[Exercise objective] Render the records as a numbered list, starting from the first line and running up to and including the line that contains "value-type: REG_SZ xyxy=(187,203,236,217)". Leave out any blank lines.

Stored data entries
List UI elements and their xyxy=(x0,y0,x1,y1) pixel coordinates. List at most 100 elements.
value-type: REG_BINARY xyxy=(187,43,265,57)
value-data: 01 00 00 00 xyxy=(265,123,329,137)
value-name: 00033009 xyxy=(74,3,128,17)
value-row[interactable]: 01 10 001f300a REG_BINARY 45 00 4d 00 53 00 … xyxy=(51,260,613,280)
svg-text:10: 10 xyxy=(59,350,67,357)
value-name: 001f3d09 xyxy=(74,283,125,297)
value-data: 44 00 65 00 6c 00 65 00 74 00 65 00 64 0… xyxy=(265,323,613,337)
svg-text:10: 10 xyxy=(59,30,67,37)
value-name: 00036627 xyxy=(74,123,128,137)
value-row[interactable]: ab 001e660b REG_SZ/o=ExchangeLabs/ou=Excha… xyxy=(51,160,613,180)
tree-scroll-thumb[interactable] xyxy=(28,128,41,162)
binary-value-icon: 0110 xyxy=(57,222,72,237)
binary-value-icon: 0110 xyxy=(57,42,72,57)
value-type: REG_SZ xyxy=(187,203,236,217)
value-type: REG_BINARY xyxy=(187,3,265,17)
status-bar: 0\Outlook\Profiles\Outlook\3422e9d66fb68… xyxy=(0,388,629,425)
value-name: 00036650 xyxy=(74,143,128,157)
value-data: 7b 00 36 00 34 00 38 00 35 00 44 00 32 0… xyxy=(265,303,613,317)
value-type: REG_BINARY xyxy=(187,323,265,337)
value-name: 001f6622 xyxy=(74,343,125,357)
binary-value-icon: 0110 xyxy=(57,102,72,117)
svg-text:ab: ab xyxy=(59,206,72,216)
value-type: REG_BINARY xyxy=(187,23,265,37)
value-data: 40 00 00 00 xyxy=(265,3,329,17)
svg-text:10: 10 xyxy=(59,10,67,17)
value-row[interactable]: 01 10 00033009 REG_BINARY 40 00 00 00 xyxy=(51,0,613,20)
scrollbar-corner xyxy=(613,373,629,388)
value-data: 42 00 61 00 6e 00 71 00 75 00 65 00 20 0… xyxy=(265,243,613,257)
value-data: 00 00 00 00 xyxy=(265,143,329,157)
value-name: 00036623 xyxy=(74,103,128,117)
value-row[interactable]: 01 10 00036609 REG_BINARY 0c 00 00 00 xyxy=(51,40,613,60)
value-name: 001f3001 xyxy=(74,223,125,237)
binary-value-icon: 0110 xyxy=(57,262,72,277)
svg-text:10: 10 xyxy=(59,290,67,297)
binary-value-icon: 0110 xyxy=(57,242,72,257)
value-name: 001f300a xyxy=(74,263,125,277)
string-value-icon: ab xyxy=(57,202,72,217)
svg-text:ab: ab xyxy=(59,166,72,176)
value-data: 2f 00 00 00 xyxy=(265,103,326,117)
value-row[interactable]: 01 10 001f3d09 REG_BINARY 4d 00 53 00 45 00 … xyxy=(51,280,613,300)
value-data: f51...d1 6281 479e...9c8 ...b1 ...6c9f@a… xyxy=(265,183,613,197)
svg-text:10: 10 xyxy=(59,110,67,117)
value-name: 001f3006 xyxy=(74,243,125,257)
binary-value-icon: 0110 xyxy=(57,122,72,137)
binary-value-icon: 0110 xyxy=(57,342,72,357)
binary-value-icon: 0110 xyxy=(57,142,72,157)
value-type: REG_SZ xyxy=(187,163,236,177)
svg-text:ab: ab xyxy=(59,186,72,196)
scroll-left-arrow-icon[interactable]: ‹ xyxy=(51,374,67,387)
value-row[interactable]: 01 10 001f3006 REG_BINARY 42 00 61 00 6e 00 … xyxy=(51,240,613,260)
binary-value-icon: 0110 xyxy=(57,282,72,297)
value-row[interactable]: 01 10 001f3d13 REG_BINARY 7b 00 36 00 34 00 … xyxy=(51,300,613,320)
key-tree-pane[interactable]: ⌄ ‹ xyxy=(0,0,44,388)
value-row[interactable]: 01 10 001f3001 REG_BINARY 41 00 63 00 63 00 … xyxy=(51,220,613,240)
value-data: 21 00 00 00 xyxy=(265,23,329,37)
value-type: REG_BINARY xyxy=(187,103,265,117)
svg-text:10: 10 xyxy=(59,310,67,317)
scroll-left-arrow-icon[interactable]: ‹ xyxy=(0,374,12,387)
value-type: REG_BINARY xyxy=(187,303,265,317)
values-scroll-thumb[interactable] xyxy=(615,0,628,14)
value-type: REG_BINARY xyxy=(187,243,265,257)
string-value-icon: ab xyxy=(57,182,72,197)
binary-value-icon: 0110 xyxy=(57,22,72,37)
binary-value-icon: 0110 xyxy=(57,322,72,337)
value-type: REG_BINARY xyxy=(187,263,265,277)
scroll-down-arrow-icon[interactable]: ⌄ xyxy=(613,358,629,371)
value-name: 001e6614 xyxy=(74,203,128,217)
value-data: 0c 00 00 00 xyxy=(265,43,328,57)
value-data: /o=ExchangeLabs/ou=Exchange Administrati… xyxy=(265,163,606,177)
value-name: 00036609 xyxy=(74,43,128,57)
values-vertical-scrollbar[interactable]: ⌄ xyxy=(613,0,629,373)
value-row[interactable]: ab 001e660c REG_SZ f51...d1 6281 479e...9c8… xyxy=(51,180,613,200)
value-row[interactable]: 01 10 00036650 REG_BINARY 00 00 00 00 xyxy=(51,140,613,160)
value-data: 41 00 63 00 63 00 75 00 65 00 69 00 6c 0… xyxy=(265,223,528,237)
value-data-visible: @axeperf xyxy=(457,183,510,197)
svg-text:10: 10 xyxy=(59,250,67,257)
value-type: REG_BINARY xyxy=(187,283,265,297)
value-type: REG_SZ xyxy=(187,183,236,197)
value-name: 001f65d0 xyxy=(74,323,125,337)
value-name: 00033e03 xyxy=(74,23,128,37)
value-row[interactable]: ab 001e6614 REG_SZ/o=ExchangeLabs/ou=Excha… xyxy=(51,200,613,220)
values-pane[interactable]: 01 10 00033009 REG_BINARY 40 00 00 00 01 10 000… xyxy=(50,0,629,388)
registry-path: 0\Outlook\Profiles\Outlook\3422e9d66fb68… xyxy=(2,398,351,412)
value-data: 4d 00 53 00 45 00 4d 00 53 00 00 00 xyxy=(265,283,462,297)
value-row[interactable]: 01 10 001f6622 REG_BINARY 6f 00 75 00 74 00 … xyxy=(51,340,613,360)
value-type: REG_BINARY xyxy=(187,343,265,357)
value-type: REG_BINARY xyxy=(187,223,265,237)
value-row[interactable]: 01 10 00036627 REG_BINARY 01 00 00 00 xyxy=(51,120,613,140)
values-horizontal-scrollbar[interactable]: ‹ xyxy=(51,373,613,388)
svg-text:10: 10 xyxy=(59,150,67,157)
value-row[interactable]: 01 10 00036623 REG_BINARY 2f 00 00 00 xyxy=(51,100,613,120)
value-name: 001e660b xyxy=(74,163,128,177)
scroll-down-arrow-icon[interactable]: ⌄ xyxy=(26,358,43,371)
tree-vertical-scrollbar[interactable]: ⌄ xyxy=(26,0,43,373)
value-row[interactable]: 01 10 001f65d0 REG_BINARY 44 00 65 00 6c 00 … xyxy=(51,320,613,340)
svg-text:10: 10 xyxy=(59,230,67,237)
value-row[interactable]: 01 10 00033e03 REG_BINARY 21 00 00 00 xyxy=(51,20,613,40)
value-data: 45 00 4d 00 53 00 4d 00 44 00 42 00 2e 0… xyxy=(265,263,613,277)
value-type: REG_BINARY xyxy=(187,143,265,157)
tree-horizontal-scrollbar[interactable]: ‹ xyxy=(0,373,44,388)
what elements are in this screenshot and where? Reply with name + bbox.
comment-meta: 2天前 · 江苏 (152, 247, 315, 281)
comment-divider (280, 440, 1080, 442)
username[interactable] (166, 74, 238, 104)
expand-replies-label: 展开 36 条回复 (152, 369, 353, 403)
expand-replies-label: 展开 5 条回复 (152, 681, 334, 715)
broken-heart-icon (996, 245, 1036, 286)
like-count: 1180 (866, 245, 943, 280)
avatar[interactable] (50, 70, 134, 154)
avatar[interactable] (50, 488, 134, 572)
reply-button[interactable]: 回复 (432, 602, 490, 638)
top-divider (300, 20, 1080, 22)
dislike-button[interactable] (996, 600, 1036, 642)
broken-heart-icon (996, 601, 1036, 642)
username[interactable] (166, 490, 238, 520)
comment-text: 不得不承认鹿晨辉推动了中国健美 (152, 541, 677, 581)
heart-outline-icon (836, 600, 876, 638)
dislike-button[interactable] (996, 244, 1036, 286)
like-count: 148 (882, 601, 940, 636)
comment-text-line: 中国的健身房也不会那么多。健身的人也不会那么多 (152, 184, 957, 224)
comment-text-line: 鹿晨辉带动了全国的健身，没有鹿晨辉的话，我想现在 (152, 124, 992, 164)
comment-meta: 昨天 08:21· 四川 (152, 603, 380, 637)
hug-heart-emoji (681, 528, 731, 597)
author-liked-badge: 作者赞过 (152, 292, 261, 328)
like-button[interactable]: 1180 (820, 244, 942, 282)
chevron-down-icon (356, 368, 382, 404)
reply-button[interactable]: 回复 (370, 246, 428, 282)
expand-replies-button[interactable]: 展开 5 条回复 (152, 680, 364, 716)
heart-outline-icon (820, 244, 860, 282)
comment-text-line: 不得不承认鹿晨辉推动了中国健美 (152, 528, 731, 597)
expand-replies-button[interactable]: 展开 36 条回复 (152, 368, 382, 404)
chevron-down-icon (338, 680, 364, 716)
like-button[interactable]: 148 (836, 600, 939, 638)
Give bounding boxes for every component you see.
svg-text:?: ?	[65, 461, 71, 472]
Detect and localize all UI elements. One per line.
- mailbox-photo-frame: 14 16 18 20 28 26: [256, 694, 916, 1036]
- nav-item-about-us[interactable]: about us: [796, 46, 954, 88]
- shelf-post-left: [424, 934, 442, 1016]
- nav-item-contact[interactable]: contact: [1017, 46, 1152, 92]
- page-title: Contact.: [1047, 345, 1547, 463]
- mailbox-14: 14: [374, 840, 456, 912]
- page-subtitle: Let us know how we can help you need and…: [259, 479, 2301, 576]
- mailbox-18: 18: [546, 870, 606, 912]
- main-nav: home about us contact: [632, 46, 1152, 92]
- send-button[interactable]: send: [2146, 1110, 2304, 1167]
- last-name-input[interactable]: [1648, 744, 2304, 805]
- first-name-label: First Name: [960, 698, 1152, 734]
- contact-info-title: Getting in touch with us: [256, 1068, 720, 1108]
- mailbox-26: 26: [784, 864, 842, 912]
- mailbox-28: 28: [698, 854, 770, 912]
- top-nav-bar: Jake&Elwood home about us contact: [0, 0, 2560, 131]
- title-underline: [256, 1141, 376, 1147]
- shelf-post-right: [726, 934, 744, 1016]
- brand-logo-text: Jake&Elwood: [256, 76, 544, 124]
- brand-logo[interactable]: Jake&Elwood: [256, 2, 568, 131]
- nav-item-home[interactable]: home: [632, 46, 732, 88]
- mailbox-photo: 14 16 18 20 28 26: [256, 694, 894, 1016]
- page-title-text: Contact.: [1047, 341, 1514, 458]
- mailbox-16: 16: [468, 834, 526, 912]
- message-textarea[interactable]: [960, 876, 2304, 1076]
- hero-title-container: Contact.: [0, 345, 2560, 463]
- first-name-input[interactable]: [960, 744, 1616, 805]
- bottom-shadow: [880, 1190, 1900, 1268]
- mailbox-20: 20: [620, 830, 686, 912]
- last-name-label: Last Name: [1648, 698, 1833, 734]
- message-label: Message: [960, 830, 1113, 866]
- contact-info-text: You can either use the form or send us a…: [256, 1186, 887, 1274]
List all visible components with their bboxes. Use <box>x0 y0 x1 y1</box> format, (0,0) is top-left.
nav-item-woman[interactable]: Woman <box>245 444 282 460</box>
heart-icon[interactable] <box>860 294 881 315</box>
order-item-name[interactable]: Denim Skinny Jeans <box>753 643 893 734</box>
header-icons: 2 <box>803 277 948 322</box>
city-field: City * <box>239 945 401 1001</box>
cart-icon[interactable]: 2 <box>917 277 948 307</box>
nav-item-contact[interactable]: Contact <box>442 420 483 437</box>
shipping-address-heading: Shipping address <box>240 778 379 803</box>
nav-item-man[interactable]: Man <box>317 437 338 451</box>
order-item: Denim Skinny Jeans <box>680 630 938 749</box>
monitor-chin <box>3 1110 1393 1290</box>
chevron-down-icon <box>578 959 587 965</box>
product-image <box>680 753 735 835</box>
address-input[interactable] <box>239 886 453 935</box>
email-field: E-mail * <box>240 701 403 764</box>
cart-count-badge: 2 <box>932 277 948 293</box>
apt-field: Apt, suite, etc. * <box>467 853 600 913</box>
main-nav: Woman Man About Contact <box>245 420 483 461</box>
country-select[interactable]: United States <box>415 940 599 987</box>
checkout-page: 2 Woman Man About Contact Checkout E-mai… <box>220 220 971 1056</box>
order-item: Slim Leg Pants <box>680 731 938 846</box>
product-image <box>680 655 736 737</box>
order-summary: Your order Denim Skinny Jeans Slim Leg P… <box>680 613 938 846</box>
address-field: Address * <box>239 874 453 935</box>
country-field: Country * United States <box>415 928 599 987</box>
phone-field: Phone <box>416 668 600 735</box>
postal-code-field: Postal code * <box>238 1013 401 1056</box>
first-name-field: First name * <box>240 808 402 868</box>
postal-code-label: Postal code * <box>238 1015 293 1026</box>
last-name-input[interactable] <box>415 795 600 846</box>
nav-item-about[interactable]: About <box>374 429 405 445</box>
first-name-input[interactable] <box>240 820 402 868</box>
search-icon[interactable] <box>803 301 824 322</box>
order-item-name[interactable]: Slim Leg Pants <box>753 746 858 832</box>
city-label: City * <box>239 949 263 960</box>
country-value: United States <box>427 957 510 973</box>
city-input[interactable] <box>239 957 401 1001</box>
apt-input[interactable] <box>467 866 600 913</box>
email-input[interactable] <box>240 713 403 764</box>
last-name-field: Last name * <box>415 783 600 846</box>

[Task response]
1. List UI elements and their xyxy=(x0,y0,x1,y1) pixel coordinates. List at most 100 elements.
2. value-type: REG_BINARY xyxy=(187,43,265,57)
3. value-data: 01 00 00 00 xyxy=(265,123,329,137)
4. value-name: 00033009 xyxy=(74,3,128,17)
5. value-row[interactable]: 01 10 001f300a REG_BINARY 45 00 4d 00 53 00 … xyxy=(51,260,613,280)
6. svg-text:10: 10 xyxy=(59,350,67,357)
7. value-name: 001f3d09 xyxy=(74,283,125,297)
8. value-data: 44 00 65 00 6c 00 65 00 74 00 65 00 64 0… xyxy=(265,323,613,337)
9. svg-text:10: 10 xyxy=(59,30,67,37)
10. value-name: 00036627 xyxy=(74,123,128,137)
11. value-row[interactable]: ab 001e660b REG_SZ/o=ExchangeLabs/ou=Excha… xyxy=(51,160,613,180)
12. tree-scroll-thumb[interactable] xyxy=(28,128,41,162)
13. binary-value-icon: 0110 xyxy=(57,222,72,237)
14. binary-value-icon: 0110 xyxy=(57,42,72,57)
15. value-type: REG_SZ xyxy=(187,203,236,217)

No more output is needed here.